--- Start ---

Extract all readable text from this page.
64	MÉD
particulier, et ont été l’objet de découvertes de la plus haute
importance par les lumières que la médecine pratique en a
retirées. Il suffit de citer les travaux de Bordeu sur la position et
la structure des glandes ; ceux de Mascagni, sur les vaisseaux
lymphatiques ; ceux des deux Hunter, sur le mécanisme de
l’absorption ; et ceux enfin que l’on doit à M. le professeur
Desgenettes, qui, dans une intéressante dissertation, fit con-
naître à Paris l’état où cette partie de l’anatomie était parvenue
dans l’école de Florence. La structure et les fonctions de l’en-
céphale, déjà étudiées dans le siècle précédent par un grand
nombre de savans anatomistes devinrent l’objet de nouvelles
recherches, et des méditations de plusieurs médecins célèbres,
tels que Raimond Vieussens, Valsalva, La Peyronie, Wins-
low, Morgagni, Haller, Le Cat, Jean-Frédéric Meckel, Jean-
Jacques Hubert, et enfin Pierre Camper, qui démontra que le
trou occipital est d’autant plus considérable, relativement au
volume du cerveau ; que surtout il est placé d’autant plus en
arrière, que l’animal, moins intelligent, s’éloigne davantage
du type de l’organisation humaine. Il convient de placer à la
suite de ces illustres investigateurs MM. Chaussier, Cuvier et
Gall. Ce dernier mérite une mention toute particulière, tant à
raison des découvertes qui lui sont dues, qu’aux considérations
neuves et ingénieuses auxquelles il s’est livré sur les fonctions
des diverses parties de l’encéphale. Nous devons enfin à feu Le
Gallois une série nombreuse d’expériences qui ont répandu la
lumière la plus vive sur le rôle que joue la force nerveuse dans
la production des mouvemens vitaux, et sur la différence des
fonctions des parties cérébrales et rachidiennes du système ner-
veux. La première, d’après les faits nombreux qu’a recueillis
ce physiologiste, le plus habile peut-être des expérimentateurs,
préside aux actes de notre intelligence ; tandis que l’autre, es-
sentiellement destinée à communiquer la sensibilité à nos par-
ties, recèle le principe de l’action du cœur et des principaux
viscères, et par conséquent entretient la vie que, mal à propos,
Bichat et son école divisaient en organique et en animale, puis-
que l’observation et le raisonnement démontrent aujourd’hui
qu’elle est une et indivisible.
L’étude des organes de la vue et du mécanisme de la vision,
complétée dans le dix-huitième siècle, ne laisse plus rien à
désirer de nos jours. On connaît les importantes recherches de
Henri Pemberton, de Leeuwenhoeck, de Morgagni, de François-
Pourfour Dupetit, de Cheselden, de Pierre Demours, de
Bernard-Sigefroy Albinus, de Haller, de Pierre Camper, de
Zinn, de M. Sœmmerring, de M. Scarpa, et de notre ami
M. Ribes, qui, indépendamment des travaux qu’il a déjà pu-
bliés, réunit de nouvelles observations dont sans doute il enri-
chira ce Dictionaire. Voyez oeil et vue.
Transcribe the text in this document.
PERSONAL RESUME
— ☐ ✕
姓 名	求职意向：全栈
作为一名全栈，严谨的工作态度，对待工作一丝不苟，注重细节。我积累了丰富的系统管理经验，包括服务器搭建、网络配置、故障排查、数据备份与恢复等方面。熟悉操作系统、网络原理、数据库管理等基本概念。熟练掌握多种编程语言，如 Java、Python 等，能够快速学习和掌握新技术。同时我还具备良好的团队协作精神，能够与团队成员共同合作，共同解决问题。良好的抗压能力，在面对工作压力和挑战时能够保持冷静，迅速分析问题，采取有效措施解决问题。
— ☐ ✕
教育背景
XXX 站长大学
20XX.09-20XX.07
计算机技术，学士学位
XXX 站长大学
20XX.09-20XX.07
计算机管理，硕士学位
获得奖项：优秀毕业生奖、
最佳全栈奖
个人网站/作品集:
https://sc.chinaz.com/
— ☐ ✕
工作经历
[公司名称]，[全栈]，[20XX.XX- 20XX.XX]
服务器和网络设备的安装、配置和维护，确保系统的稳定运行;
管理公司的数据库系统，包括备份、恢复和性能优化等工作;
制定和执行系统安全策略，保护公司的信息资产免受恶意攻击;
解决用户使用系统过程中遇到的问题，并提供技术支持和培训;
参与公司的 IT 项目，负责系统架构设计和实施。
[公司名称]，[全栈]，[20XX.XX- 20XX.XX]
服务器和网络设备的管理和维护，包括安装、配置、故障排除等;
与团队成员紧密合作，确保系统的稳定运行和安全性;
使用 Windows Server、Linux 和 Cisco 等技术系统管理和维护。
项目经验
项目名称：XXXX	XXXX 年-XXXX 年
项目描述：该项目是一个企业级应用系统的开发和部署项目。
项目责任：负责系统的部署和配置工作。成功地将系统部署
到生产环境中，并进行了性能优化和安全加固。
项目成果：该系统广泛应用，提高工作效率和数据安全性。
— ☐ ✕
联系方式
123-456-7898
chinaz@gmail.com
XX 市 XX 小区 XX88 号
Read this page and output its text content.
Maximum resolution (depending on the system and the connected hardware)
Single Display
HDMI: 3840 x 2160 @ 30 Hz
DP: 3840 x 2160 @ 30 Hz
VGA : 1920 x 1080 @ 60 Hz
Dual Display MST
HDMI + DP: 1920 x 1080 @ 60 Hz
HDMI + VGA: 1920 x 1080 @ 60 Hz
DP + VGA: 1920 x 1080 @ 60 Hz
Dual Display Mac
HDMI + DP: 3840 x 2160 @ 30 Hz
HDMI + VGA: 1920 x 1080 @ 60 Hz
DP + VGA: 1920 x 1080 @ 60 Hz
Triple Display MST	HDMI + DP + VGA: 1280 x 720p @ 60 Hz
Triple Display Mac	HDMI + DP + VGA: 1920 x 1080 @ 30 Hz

--- End ---

**Stated problem:** Go through the records. Copy each line where "Morgagni" appears.

**Problem solution:**
low, Morgagni, Haller, Le Cat, Jean-Frédéric Meckel, Jean-
Henri Pemberton, de Leeuwenhoeck, de Morgagni, de François-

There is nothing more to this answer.